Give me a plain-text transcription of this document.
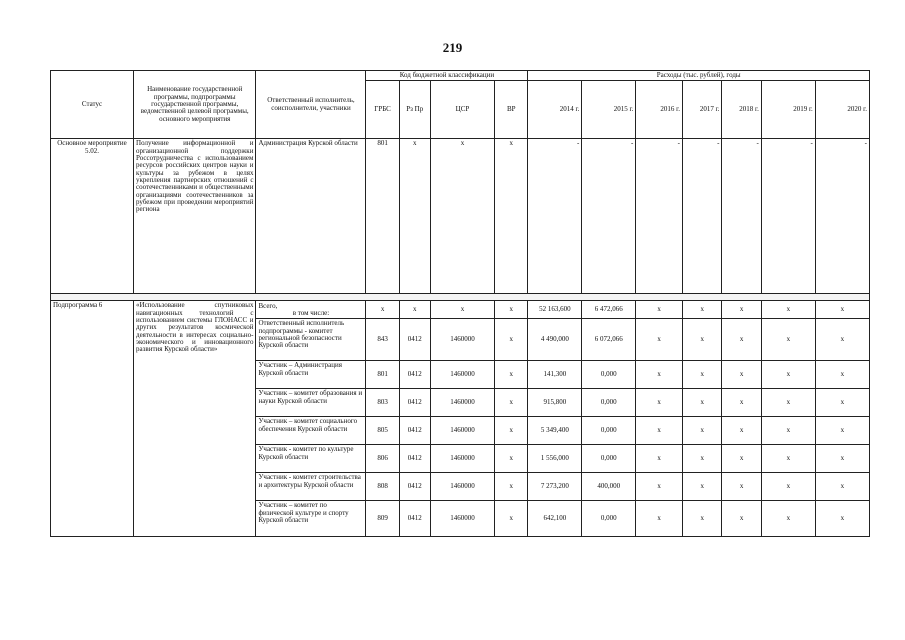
219
Статус	Наименование государственной программы, подпрограммы государственной программы, ведомственной целевой программы, основного мероприятия	Ответственный исполнитель, соисполнители, участники	Код бюджетной классификации				Расходы (тыс. рублей), годы						
			ГРБС	Рз Пр	ЦСР	ВР	2014 г.	2015 г.	2016 г.	2017 г.	2018 г.	2019 г.	2020 г.
Основное мероприятие 5.02.	Получение информационной и организационной поддержки Россотрудничества с использованием ресурсов российских центров науки и культуры за рубежом в целях укрепления партнерских отношений с соотечественниками и общественными организациями соотечественников за рубежом при проведении мероприятий региона	Администрация Курской области	801	х	х	х	-	-	-	-	-	-	-

Подпрограмма 6	«Использование спутниковых навигационных технологий с использованием системы ГЛОНАСС и других результатов космической деятельности в интересах социально-экономического и инновационного развития Курской области»	Всего,
в том числе:	х	х	х	х	52 163,600	6 472,066	х	х	х	х	х
		Ответственный исполнитель подпрограммы - комитет региональной безопасности Курской области	843	0412	1460000	х	4 490,000	6 072,066	х	х	х	х	х
		Участник – Администрация Курской области	801	0412	1460000	х	141,300	0,000	х	х	х	х	х
		Участник – комитет образования и науки Курской области	803	0412	1460000	х	915,800	0,000	х	х	х	х	х
		Участник – комитет социального обеспечения Курской области	805	0412	1460000	х	5 349,400	0,000	х	х	х	х	х
		Участник - комитет по культуре Курской области	806	0412	1460000	х	1 556,000	0,000	х	х	х	х	х
		Участник - комитет строительства и архитектуры Курской области	808	0412	1460000	х	7 273,200	400,000	х	х	х	х	х
		Участник – комитет по физической культуре и спорту Курской области	809	0412	1460000	х	642,100	0,000	х	х	х	х	х
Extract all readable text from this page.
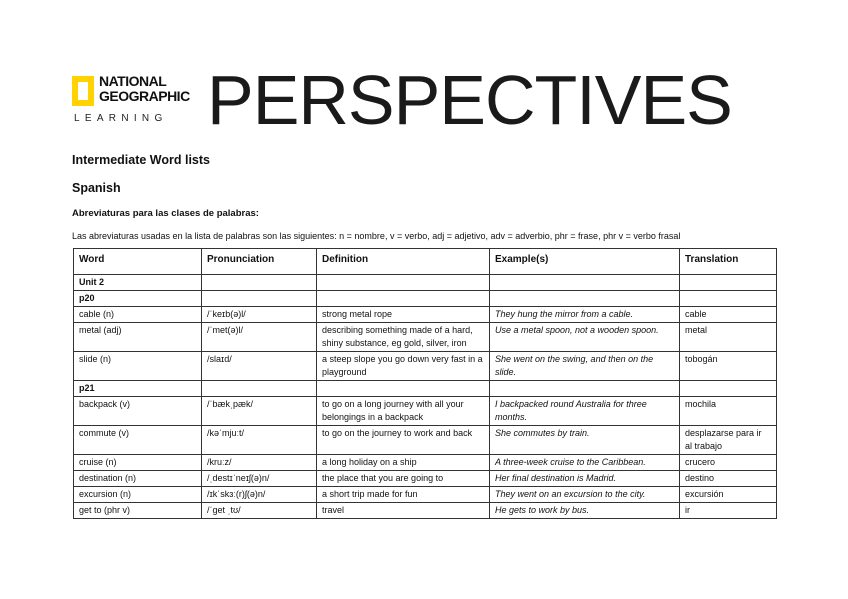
NATIONAL
GEOGRAPHIC
LEARNING PERSPECTIVES
Intermediate Word lists
Spanish
Abreviaturas para las clases de palabras:
Las abreviaturas usadas en la lista de palabras son las siguientes: n = nombre, v = verbo, adj = adjetivo, adv = adverbio, phr = frase, phr v = verbo frasal
Word	Pronunciation	Definition	Example(s)	Translation
Unit 2				
p20				
cable (n)	/ˈkeɪb(ə)l/	strong metal rope	They hung the mirror from a cable.	cable
metal (adj)	/ˈmet(ə)l/	describing something made of a hard, shiny substance, eg gold, silver, iron	Use a metal spoon, not a wooden spoon.	metal
slide (n)	/slaɪd/	a steep slope you go down very fast in a playground	She went on the swing, and then on the slide.	tobogán
p21				
backpack (v)	/ˈbækˌpæk/	to go on a long journey with all your belongings in a backpack	I backpacked round Australia for three months.	mochila
commute (v)	/kəˈmjuːt/	to go on the journey to work and back	She commutes by train.	desplazarse para ir al trabajo
cruise (n)	/kruːz/	a long holiday on a ship	A three-week cruise to the Caribbean.	crucero
destination (n)	/ˌdestɪˈneɪʃ(ə)n/	the place that you are going to	Her final destination is Madrid.	destino
excursion (n)	/ɪkˈskɜː(r)ʃ(ə)n/	a short trip made for fun	They went on an excursion to the city.	excursión
get to (phr v)	/ˈget ˌtʊ/	travel	He gets to work by bus.	ir
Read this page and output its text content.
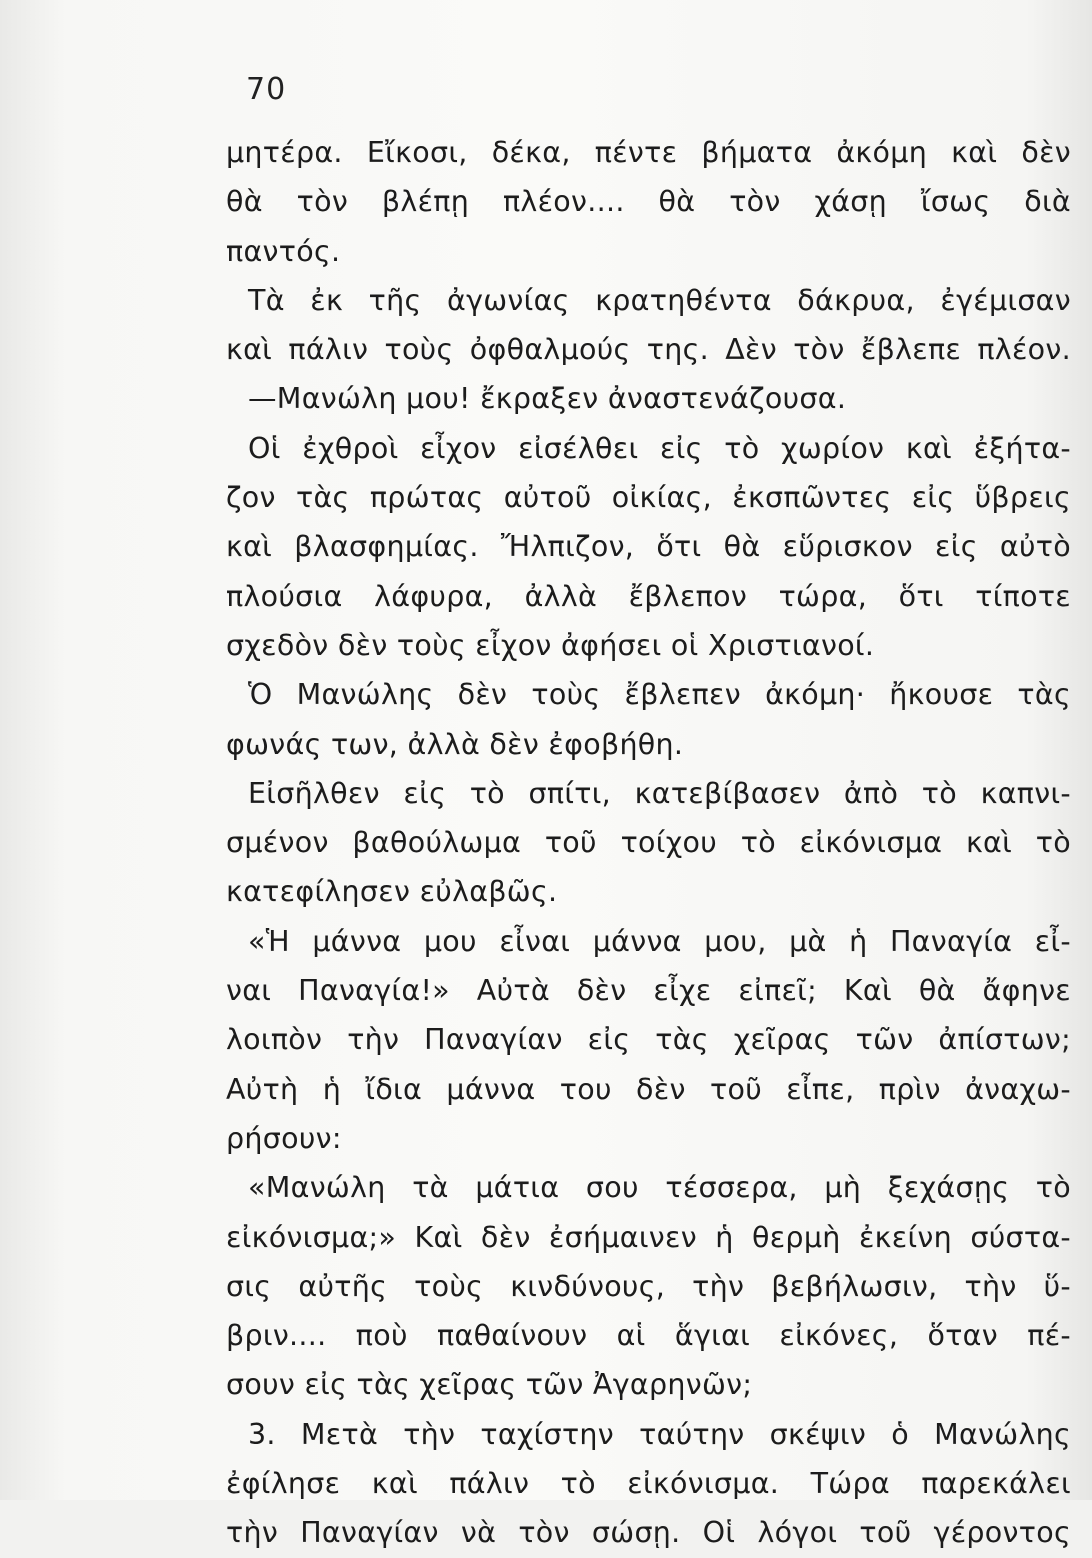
70
μητέρα. Εἴκοσι, δέκα, πέντε βήματα ἀκόμη καὶ δὲν
θὰ τὸν βλέπῃ πλέον.... θὰ τὸν χάσῃ ἴσως διὰ
παντός.
Τὰ ἐκ τῆς ἀγωνίας κρατηθέντα δάκρυα, ἐγέμισαν
καὶ πάλιν τοὺς ὀφθαλμούς της. Δὲν τὸν ἔβλεπε πλέον.
—Μανώλη μου! ἔκραξεν ἀναστενάζουσα.
Οἱ ἐχθροὶ εἶχον εἰσέλθει εἰς τὸ χωρίον καὶ ἐξήτα-
ζον τὰς πρώτας αὐτοῦ οἰκίας, ἐκσπῶντες εἰς ὕβρεις
καὶ βλασφημίας. Ἤλπιζον, ὅτι θὰ εὕρισκον εἰς αὐτὸ
πλούσια λάφυρα, ἀλλὰ ἔβλεπον τώρα, ὅτι τίποτε
σχεδὸν δὲν τοὺς εἶχον ἀφήσει οἱ Χριστιανοί.
Ὁ Μανώλης δὲν τοὺς ἔβλεπεν ἀκόμη· ἤκουσε τὰς
φωνάς των, ἀλλὰ δὲν ἐφοβήθη.
Εἰσῆλθεν εἰς τὸ σπίτι, κατεβίβασεν ἀπὸ τὸ καπνι-
σμένον βαθούλωμα τοῦ τοίχου τὸ εἰκόνισμα καὶ τὸ
κατεφίλησεν εὐλαβῶς.
«Ἡ μάννα μου εἶναι μάννα μου, μὰ ἡ Παναγία εἶ-
ναι Παναγία!» Αὐτὰ δὲν εἶχε εἰπεῖ; Καὶ θὰ ἄφηνε
λοιπὸν τὴν Παναγίαν εἰς τὰς χεῖρας τῶν ἀπίστων;
Αὐτὴ ἡ ἴδια μάννα του δὲν τοῦ εἶπε, πρὶν ἀναχω-
ρήσουν:
«Μανώλη τὰ μάτια σου τέσσερα, μὴ ξεχάσῃς τὸ
εἰκόνισμα;» Καὶ δὲν ἐσήμαινεν ἡ θερμὴ ἐκείνη σύστα-
σις αὐτῆς τοὺς κινδύνους, τὴν βεβήλωσιν, τὴν ὕ-
βριν.... ποὺ παθαίνουν αἱ ἅγιαι εἰκόνες, ὅταν πέ-
σουν εἰς τὰς χεῖρας τῶν Ἀγαρηνῶν;
3. Μετὰ τὴν ταχίστην ταύτην σκέψιν ὁ Μανώλης
ἐφίλησε καὶ πάλιν τὸ εἰκόνισμα. Τώρα παρεκάλει
τὴν Παναγίαν νὰ τὸν σώσῃ. Οἱ λόγοι τοῦ γέροντος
□ □ □ □ □
The entries above should be reproduced exactly, without their pictures.

RESPONSE TO THIS TASK:
Give me a plain-text transcription of this document.
219
Статус	Наименование государственной программы, подпрограммы государственной программы, ведомственной целевой программы, основного мероприятия	Ответственный исполнитель, соисполнители, участники	Код бюджетной классификации				Расходы (тыс. рублей), годы						
			ГРБС	Рз Пр	ЦСР	ВР	2014 г.	2015 г.	2016 г.	2017 г.	2018 г.	2019 г.	2020 г.
Основное мероприятие 5.02.	Получение информационной и организационной поддержки Россотрудничества с использованием ресурсов российских центров науки и культуры за рубежом в целях укрепления партнерских отношений с соотечественниками и общественными организациями соотечественников за рубежом при проведении мероприятий региона	Администрация Курской области	801	х	х	х	-	-	-	-	-	-	-

Подпрограмма 6	«Использование спутниковых навигационных технологий с использованием системы ГЛОНАСС и других результатов космической деятельности в интересах социально-экономического и инновационного развития Курской области»	Всего,
в том числе:	х	х	х	х	52 163,600	6 472,066	х	х	х	х	х
		Ответственный исполнитель подпрограммы - комитет региональной безопасности Курской области	843	0412	1460000	х	4 490,000	6 072,066	х	х	х	х	х
		Участник – Администрация Курской области	801	0412	1460000	х	141,300	0,000	х	х	х	х	х
		Участник – комитет образования и науки Курской области	803	0412	1460000	х	915,800	0,000	х	х	х	х	х
		Участник – комитет социального обеспечения Курской области	805	0412	1460000	х	5 349,400	0,000	х	х	х	х	х
		Участник - комитет по культуре Курской области	806	0412	1460000	х	1 556,000	0,000	х	х	х	х	х
		Участник - комитет строительства и архитектуры Курской области	808	0412	1460000	х	7 273,200	400,000	х	х	х	х	х
		Участник – комитет по физической культуре и спорту Курской области	809	0412	1460000	х	642,100	0,000	х	х	х	х	х
Extract all readable text from this page.
NATIONAL
GEOGRAPHIC
LEARNING PERSPECTIVES
Intermediate Word lists
Spanish
Abreviaturas para las clases de palabras:
Las abreviaturas usadas en la lista de palabras son las siguientes: n = nombre, v = verbo, adj = adjetivo, adv = adverbio, phr = frase, phr v = verbo frasal
Word	Pronunciation	Definition	Example(s)	Translation
Unit 2				
p20				
cable (n)	/ˈkeɪb(ə)l/	strong metal rope	They hung the mirror from a cable.	cable
metal (adj)	/ˈmet(ə)l/	describing something made of a hard, shiny substance, eg gold, silver, iron	Use a metal spoon, not a wooden spoon.	metal
slide (n)	/slaɪd/	a steep slope you go down very fast in a playground	She went on the swing, and then on the slide.	tobogán
p21				
backpack (v)	/ˈbækˌpæk/	to go on a long journey with all your belongings in a backpack	I backpacked round Australia for three months.	mochila
commute (v)	/kəˈmjuːt/	to go on the journey to work and back	She commutes by train.	desplazarse para ir al trabajo
cruise (n)	/kruːz/	a long holiday on a ship	A three-week cruise to the Caribbean.	crucero
destination (n)	/ˌdestɪˈneɪʃ(ə)n/	the place that you are going to	Her final destination is Madrid.	destino
excursion (n)	/ɪkˈskɜː(r)ʃ(ə)n/	a short trip made for fun	They went on an excursion to the city.	excursión
get to (phr v)	/ˈget ˌtʊ/	travel	He gets to work by bus.	ir
Read this page and output its text content.
70
μητέρα. Εἴκοσι, δέκα, πέντε βήματα ἀκόμη καὶ δὲν
θὰ τὸν βλέπῃ πλέον.... θὰ τὸν χάσῃ ἴσως διὰ
παντός.
Τὰ ἐκ τῆς ἀγωνίας κρατηθέντα δάκρυα, ἐγέμισαν
καὶ πάλιν τοὺς ὀφθαλμούς της. Δὲν τὸν ἔβλεπε πλέον.
—Μανώλη μου! ἔκραξεν ἀναστενάζουσα.
Οἱ ἐχθροὶ εἶχον εἰσέλθει εἰς τὸ χωρίον καὶ ἐξήτα-
ζον τὰς πρώτας αὐτοῦ οἰκίας, ἐκσπῶντες εἰς ὕβρεις
καὶ βλασφημίας. Ἤλπιζον, ὅτι θὰ εὕρισκον εἰς αὐτὸ
πλούσια λάφυρα, ἀλλὰ ἔβλεπον τώρα, ὅτι τίποτε
σχεδὸν δὲν τοὺς εἶχον ἀφήσει οἱ Χριστιανοί.
Ὁ Μανώλης δὲν τοὺς ἔβλεπεν ἀκόμη· ἤκουσε τὰς
φωνάς των, ἀλλὰ δὲν ἐφοβήθη.
Εἰσῆλθεν εἰς τὸ σπίτι, κατεβίβασεν ἀπὸ τὸ καπνι-
σμένον βαθούλωμα τοῦ τοίχου τὸ εἰκόνισμα καὶ τὸ
κατεφίλησεν εὐλαβῶς.
«Ἡ μάννα μου εἶναι μάννα μου, μὰ ἡ Παναγία εἶ-
ναι Παναγία!» Αὐτὰ δὲν εἶχε εἰπεῖ; Καὶ θὰ ἄφηνε
λοιπὸν τὴν Παναγίαν εἰς τὰς χεῖρας τῶν ἀπίστων;
Αὐτὴ ἡ ἴδια μάννα του δὲν τοῦ εἶπε, πρὶν ἀναχω-
ρήσουν:
«Μανώλη τὰ μάτια σου τέσσερα, μὴ ξεχάσῃς τὸ
εἰκόνισμα;» Καὶ δὲν ἐσήμαινεν ἡ θερμὴ ἐκείνη σύστα-
σις αὐτῆς τοὺς κινδύνους, τὴν βεβήλωσιν, τὴν ὕ-
βριν.... ποὺ παθαίνουν αἱ ἅγιαι εἰκόνες, ὅταν πέ-
σουν εἰς τὰς χεῖρας τῶν Ἀγαρηνῶν;
3. Μετὰ τὴν ταχίστην ταύτην σκέψιν ὁ Μανώλης
ἐφίλησε καὶ πάλιν τὸ εἰκόνισμα. Τώρα παρεκάλει
τὴν Παναγίαν νὰ τὸν σώσῃ. Οἱ λόγοι τοῦ γέροντος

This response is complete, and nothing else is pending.